▶ [Record excerpts]
____________

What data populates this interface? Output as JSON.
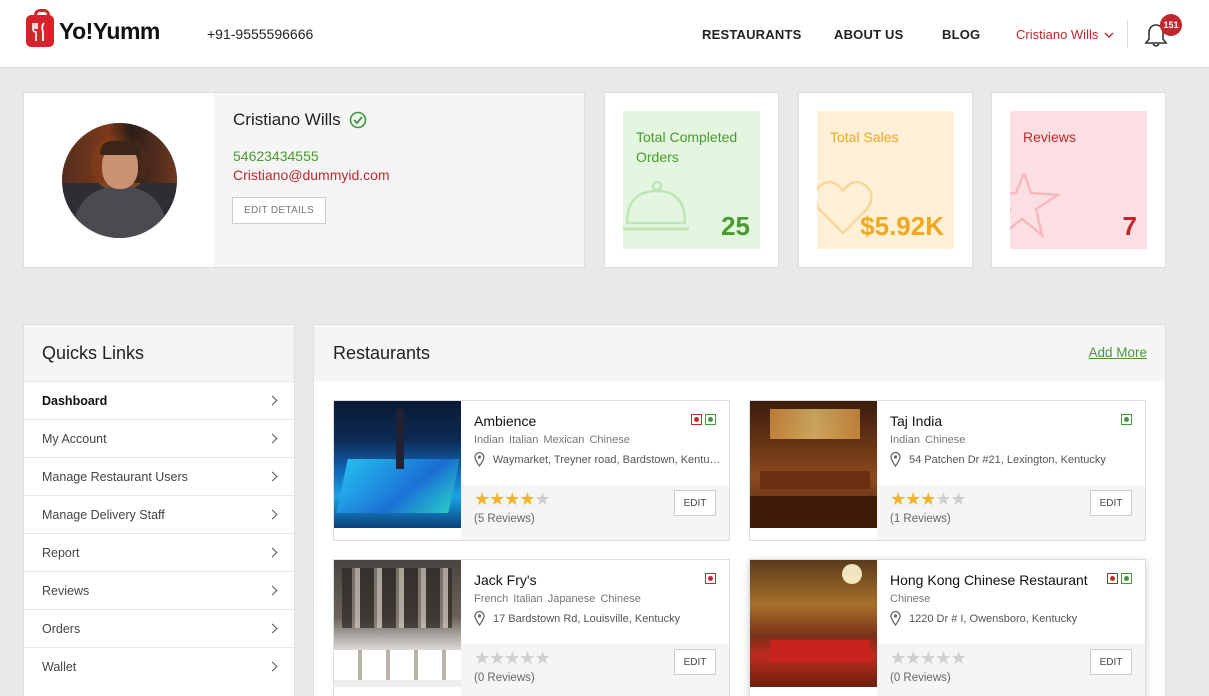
{
  "brand": {
    "name": "Yo!Yumm",
    "phone": "+91-9555596666",
    "accent": "#c2272d",
    "green": "#4a9a2f"
  },
  "nav": {
    "restaurants": "RESTAURANTS",
    "about": "ABOUT US",
    "blog": "BLOG",
    "user": "Cristiano Wills",
    "notifications": "151"
  },
  "profile": {
    "name": "Cristiano Wills",
    "phone": "54623434555",
    "email": "Cristiano@dummyid.com",
    "edit_label": "EDIT DETAILS"
  },
  "stats": [
    {
      "label": "Total Completed Orders",
      "value": "25",
      "bg": "#e3f6df",
      "fg": "#4a9a2f",
      "icon": "cloche-icon"
    },
    {
      "label": "Total Sales",
      "value": "$5.92K",
      "bg": "#fdf0d6",
      "fg": "#f0a81c",
      "icon": "heart-icon"
    },
    {
      "label": "Reviews",
      "value": "7",
      "bg": "#fbdfe2",
      "fg": "#c2272d",
      "icon": "star-icon"
    }
  ],
  "quick_links": {
    "title": "Quicks Links",
    "items": [
      "Dashboard",
      "My Account",
      "Manage Restaurant Users",
      "Manage Delivery Staff",
      "Report",
      "Reviews",
      "Orders",
      "Wallet"
    ]
  },
  "restaurants_panel": {
    "title": "Restaurants",
    "add_more": "Add More",
    "edit_label": "EDIT"
  },
  "restaurants": [
    {
      "name": "Ambience",
      "cuisine": "Indian Italian Mexican Chinese",
      "address": "Waymarket, Treyner road, Bardstown, Kentucky",
      "rating": 4,
      "reviews": "(5 Reviews)",
      "veg": true,
      "nonveg": true
    },
    {
      "name": "Taj India",
      "cuisine": "Indian Chinese",
      "address": "54 Patchen Dr #21, Lexington, Kentucky",
      "rating": 3,
      "reviews": "(1 Reviews)",
      "veg": true,
      "nonveg": false
    },
    {
      "name": "Jack Fry's",
      "cuisine": "French Italian Japanese Chinese",
      "address": "17 Bardstown Rd, Louisville, Kentucky",
      "rating": 0,
      "reviews": "(0 Reviews)",
      "veg": false,
      "nonveg": true
    },
    {
      "name": "Hong Kong Chinese Restaurant",
      "cuisine": "Chinese",
      "address": "1220 Dr # I, Owensboro, Kentucky",
      "rating": 0,
      "reviews": "(0 Reviews)",
      "veg": true,
      "nonveg": true
    }
  ]
}
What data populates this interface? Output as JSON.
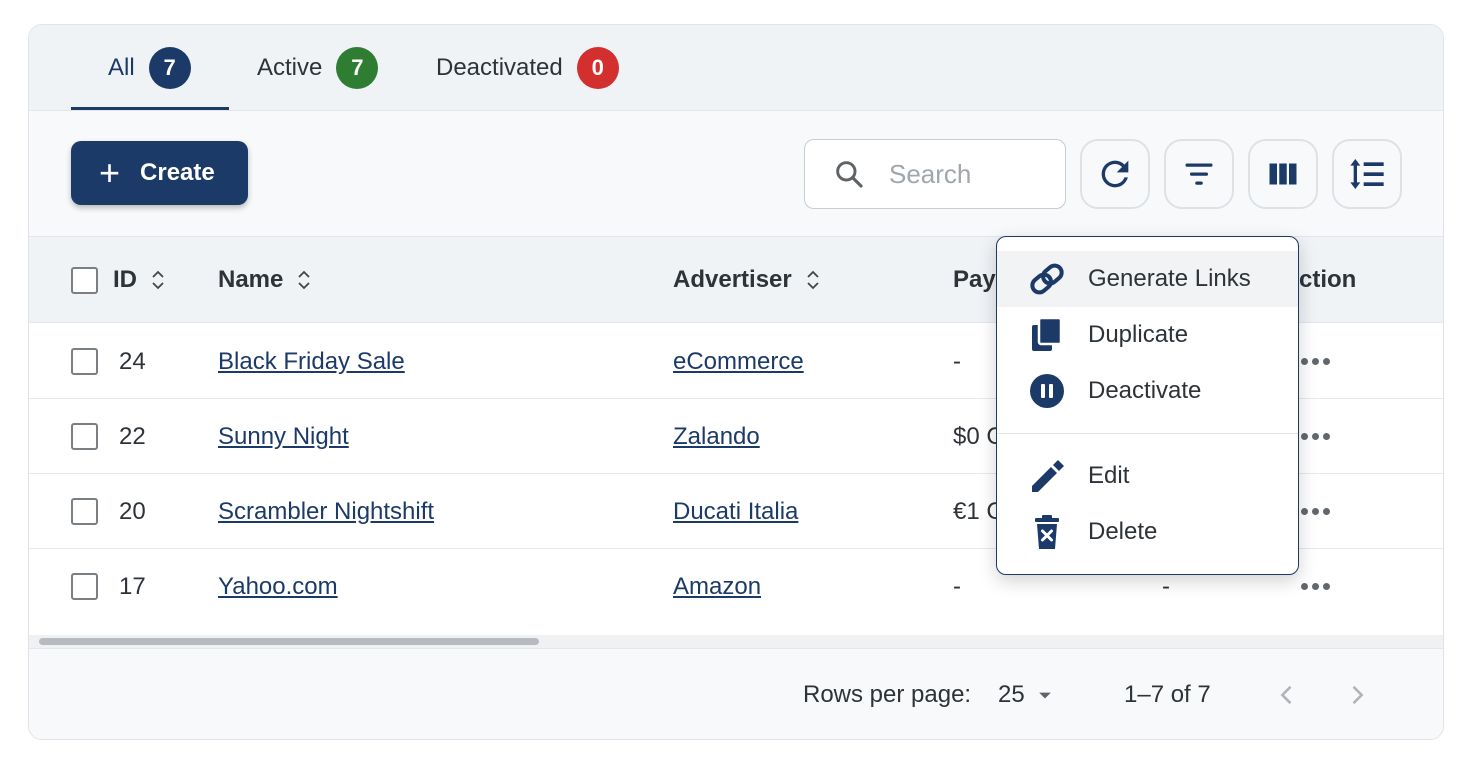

____________

▶ [Exercise brief]
Locate all lines in the listing above with the word "Cristiano". Copy them.

▶ [Task answer]
    "user": "Cristiano Wills",
    "name": "Cristiano Wills",
    "email": "Cristiano@dummyid.com",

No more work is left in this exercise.